== Task description ==
Write out the full set of records exactly. Any pictures in them do not belong in the copy.

== Dataset content ==
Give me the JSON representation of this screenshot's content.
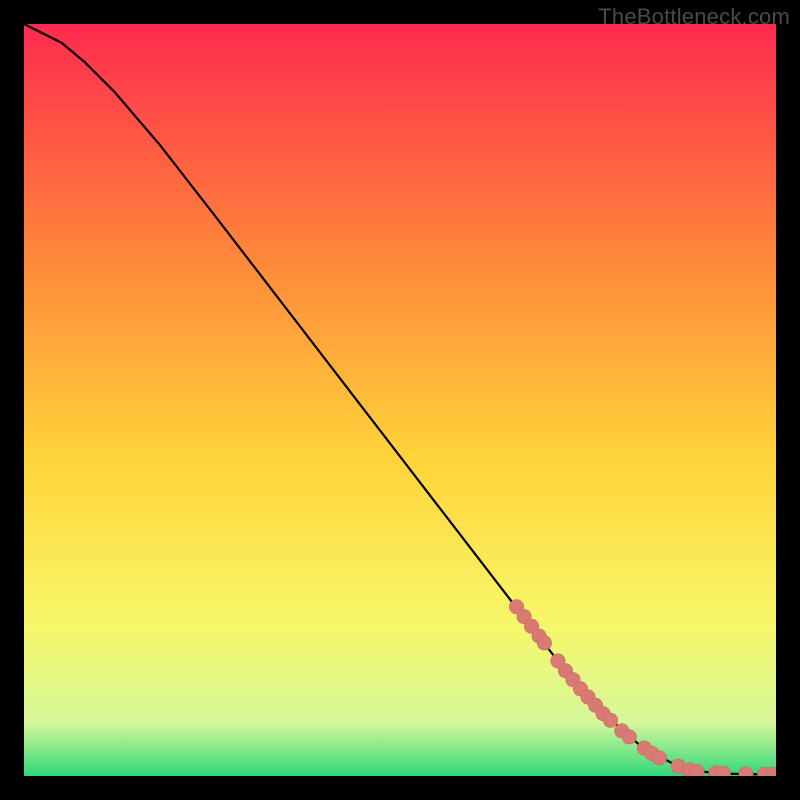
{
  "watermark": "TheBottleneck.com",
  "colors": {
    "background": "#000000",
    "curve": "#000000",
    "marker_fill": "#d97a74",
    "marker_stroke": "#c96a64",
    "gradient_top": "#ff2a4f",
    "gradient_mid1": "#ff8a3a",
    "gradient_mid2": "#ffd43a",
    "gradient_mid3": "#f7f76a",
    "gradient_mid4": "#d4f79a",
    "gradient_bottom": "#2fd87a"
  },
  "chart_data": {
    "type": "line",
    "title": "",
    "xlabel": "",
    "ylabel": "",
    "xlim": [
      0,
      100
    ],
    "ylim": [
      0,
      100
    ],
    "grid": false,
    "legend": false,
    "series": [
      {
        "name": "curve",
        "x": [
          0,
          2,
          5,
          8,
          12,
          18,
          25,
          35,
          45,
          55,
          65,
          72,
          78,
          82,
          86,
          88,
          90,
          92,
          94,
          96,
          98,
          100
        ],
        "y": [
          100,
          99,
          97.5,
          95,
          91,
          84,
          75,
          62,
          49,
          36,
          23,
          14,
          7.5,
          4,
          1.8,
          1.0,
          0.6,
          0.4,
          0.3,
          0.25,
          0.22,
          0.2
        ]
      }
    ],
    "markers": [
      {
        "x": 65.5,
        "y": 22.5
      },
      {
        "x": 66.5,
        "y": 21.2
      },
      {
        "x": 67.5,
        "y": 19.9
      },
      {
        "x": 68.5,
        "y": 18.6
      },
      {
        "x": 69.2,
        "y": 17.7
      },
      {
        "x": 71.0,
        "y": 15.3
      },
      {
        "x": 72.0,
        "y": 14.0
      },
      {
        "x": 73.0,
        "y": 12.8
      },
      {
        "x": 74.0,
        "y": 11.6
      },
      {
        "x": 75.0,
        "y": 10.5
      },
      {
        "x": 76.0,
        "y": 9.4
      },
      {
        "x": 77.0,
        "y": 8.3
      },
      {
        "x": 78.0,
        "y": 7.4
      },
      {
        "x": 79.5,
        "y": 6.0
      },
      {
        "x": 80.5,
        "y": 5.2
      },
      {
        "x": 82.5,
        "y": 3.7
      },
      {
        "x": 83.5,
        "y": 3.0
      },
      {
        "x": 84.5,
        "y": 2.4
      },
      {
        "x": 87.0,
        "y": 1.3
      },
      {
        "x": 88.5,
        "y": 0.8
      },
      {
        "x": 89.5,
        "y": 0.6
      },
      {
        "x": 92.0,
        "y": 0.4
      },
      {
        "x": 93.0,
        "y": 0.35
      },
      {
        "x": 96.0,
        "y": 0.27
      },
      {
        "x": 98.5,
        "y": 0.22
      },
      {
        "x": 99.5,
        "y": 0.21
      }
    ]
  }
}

== Solution to this problem ==
Give me the JSON representation of this screenshot's content.
{
  "watermark": "TheBottleneck.com",
  "colors": {
    "background": "#000000",
    "curve": "#000000",
    "marker_fill": "#d97a74",
    "marker_stroke": "#c96a64",
    "gradient_top": "#ff2a4f",
    "gradient_mid1": "#ff8a3a",
    "gradient_mid2": "#ffd43a",
    "gradient_mid3": "#f7f76a",
    "gradient_mid4": "#d4f79a",
    "gradient_bottom": "#2fd87a"
  },
  "chart_data": {
    "type": "line",
    "title": "",
    "xlabel": "",
    "ylabel": "",
    "xlim": [
      0,
      100
    ],
    "ylim": [
      0,
      100
    ],
    "grid": false,
    "legend": false,
    "series": [
      {
        "name": "curve",
        "x": [
          0,
          2,
          5,
          8,
          12,
          18,
          25,
          35,
          45,
          55,
          65,
          72,
          78,
          82,
          86,
          88,
          90,
          92,
          94,
          96,
          98,
          100
        ],
        "y": [
          100,
          99,
          97.5,
          95,
          91,
          84,
          75,
          62,
          49,
          36,
          23,
          14,
          7.5,
          4,
          1.8,
          1.0,
          0.6,
          0.4,
          0.3,
          0.25,
          0.22,
          0.2
        ]
      }
    ],
    "markers": [
      {
        "x": 65.5,
        "y": 22.5
      },
      {
        "x": 66.5,
        "y": 21.2
      },
      {
        "x": 67.5,
        "y": 19.9
      },
      {
        "x": 68.5,
        "y": 18.6
      },
      {
        "x": 69.2,
        "y": 17.7
      },
      {
        "x": 71.0,
        "y": 15.3
      },
      {
        "x": 72.0,
        "y": 14.0
      },
      {
        "x": 73.0,
        "y": 12.8
      },
      {
        "x": 74.0,
        "y": 11.6
      },
      {
        "x": 75.0,
        "y": 10.5
      },
      {
        "x": 76.0,
        "y": 9.4
      },
      {
        "x": 77.0,
        "y": 8.3
      },
      {
        "x": 78.0,
        "y": 7.4
      },
      {
        "x": 79.5,
        "y": 6.0
      },
      {
        "x": 80.5,
        "y": 5.2
      },
      {
        "x": 82.5,
        "y": 3.7
      },
      {
        "x": 83.5,
        "y": 3.0
      },
      {
        "x": 84.5,
        "y": 2.4
      },
      {
        "x": 87.0,
        "y": 1.3
      },
      {
        "x": 88.5,
        "y": 0.8
      },
      {
        "x": 89.5,
        "y": 0.6
      },
      {
        "x": 92.0,
        "y": 0.4
      },
      {
        "x": 93.0,
        "y": 0.35
      },
      {
        "x": 96.0,
        "y": 0.27
      },
      {
        "x": 98.5,
        "y": 0.22
      },
      {
        "x": 99.5,
        "y": 0.21
      }
    ]
  }
}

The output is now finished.